WRITTEN INSTRUCTION >> Search the entries below. Return every line that has "road" in it.
━━ DATA LINES
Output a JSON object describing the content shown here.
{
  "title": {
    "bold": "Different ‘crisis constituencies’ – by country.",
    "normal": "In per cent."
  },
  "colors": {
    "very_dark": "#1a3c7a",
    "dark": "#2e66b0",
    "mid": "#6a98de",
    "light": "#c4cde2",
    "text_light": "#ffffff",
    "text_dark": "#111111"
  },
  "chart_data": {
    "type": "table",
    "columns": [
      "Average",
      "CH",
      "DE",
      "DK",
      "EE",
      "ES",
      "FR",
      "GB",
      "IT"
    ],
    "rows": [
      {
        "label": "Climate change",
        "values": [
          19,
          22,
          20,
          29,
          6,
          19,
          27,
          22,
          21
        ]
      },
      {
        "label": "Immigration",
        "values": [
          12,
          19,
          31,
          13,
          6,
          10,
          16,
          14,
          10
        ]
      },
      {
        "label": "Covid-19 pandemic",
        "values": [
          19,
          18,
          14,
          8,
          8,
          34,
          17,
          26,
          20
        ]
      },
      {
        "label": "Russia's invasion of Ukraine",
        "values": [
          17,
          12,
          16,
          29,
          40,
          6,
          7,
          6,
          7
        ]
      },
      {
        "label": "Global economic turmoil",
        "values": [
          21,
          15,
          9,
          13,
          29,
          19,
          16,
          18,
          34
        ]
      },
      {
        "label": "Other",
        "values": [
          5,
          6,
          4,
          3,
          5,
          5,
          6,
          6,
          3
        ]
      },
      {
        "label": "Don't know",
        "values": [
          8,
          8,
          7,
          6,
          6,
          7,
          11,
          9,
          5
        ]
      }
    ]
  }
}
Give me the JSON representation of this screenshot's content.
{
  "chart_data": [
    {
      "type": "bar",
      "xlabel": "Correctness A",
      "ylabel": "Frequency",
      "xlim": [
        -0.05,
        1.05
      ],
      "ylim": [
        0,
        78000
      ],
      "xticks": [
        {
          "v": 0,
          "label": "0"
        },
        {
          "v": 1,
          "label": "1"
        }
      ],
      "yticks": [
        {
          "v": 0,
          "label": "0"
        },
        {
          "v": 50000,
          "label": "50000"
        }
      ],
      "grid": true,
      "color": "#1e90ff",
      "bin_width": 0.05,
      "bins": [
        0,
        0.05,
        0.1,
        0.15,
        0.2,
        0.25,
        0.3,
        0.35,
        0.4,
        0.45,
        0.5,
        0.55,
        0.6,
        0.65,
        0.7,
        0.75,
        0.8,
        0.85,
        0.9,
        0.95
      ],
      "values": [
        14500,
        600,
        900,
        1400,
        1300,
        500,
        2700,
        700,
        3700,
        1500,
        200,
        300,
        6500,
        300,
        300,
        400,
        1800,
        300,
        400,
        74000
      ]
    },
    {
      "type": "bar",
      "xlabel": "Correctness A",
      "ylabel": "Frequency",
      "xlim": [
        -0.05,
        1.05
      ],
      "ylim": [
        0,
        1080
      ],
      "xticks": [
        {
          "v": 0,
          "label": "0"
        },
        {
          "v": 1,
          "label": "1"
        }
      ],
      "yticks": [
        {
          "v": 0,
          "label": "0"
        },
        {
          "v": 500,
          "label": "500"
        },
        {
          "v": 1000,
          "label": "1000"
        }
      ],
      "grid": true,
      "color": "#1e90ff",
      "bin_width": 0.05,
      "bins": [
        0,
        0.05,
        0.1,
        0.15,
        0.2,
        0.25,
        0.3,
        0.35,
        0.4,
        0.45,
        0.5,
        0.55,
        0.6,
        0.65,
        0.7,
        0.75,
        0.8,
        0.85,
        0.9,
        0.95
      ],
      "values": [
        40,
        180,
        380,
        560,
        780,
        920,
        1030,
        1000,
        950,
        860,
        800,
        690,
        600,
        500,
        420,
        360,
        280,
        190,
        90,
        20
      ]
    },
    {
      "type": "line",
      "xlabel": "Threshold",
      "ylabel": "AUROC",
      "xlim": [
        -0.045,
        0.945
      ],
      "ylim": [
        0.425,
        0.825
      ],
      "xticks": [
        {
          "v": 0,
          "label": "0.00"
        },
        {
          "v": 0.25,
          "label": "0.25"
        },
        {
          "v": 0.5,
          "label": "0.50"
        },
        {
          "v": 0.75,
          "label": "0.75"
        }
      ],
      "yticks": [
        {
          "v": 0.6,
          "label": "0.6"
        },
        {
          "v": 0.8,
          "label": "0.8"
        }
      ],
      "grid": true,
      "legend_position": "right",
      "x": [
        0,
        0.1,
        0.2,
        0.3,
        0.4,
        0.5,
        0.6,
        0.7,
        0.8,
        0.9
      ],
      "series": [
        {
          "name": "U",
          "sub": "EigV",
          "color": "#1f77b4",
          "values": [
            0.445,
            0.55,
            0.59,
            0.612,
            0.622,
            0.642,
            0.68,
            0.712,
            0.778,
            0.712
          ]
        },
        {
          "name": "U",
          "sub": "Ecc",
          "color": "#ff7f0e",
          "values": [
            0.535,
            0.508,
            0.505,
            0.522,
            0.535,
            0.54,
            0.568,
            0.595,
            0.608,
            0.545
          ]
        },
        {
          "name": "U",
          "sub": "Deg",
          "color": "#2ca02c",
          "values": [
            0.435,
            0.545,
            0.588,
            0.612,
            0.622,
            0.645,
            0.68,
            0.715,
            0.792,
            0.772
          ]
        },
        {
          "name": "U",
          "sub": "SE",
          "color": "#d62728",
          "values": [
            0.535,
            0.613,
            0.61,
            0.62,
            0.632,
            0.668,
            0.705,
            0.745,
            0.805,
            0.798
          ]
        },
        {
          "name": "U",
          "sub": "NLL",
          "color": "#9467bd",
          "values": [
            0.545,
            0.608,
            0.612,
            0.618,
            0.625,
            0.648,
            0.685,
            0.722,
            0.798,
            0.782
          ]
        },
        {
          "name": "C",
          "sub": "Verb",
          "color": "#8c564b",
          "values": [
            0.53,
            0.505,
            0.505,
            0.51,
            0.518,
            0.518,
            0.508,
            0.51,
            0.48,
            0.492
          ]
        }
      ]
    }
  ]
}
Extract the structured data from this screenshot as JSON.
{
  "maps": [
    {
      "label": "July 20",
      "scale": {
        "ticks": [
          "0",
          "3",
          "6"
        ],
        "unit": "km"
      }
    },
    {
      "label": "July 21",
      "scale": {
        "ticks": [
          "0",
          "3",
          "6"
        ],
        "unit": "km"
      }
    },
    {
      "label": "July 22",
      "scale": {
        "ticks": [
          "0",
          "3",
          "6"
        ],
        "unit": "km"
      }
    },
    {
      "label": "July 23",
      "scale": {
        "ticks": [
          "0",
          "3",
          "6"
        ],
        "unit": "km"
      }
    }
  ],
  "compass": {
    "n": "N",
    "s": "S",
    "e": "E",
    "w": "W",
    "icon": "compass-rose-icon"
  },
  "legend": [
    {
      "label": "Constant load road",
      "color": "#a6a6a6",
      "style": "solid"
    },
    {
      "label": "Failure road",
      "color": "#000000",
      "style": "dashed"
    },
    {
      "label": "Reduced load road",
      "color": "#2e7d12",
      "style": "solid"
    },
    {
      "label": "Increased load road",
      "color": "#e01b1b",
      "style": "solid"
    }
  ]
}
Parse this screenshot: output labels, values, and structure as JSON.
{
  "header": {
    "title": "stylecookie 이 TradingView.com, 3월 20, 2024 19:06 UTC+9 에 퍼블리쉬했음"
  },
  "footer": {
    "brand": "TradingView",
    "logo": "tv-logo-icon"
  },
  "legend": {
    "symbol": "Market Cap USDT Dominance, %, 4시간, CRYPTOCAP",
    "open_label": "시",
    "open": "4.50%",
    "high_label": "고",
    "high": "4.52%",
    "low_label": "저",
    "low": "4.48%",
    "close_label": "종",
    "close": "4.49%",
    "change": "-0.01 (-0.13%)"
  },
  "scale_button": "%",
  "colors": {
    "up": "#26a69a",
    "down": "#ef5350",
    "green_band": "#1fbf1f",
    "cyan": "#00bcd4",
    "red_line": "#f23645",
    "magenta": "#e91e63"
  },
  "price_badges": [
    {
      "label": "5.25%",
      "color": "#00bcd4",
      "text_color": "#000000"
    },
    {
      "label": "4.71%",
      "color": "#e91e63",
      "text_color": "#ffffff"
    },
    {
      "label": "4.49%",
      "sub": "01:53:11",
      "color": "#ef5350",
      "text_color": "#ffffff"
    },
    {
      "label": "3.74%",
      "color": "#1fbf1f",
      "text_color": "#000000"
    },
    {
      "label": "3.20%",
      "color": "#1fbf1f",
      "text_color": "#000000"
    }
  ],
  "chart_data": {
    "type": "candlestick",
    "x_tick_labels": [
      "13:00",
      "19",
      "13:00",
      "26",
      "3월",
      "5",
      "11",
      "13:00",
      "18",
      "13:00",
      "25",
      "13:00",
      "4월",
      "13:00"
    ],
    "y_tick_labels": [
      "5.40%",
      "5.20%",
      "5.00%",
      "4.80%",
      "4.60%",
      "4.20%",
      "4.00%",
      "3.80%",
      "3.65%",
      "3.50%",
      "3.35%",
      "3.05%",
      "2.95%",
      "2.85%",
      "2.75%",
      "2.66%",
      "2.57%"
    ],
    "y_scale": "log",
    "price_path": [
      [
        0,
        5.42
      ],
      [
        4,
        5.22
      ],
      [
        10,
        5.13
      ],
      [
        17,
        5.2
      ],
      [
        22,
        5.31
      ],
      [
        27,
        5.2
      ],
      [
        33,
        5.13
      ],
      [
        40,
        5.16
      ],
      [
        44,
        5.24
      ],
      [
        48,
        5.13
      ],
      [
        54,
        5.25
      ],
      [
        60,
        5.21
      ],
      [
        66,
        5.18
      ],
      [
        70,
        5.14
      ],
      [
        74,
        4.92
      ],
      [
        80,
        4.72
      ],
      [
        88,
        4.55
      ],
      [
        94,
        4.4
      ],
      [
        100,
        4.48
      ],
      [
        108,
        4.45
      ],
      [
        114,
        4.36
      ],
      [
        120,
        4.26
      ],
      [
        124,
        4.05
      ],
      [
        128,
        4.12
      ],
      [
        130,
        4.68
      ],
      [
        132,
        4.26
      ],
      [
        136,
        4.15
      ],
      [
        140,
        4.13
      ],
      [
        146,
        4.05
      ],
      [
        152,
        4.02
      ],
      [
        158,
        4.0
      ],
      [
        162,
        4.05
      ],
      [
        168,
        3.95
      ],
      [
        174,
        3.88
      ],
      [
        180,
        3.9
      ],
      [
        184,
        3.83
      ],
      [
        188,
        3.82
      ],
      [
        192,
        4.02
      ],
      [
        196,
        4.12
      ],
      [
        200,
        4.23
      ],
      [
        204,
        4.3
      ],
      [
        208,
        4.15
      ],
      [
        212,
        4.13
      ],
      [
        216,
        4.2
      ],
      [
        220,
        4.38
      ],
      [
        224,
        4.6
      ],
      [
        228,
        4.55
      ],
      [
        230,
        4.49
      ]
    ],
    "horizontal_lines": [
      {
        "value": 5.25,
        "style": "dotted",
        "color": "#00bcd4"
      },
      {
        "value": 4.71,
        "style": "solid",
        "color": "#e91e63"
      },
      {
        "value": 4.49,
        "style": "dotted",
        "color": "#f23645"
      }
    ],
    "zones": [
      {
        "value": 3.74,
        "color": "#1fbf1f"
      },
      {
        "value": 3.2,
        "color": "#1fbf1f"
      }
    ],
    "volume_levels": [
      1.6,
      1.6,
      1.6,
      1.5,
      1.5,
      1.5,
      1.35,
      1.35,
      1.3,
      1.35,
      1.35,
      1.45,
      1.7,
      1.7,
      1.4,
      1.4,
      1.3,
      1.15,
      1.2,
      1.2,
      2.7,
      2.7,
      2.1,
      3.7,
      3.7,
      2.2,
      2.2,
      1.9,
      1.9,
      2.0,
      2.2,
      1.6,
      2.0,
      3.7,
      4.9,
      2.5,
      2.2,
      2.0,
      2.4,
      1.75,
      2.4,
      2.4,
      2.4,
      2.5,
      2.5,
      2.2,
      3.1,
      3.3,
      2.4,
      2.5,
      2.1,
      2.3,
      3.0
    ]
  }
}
━━━━
RESULT OF THE TASK >>
      "label": "Constant load road",
      "label": "Failure road",
      "label": "Reduced load road",
      "label": "Increased load road",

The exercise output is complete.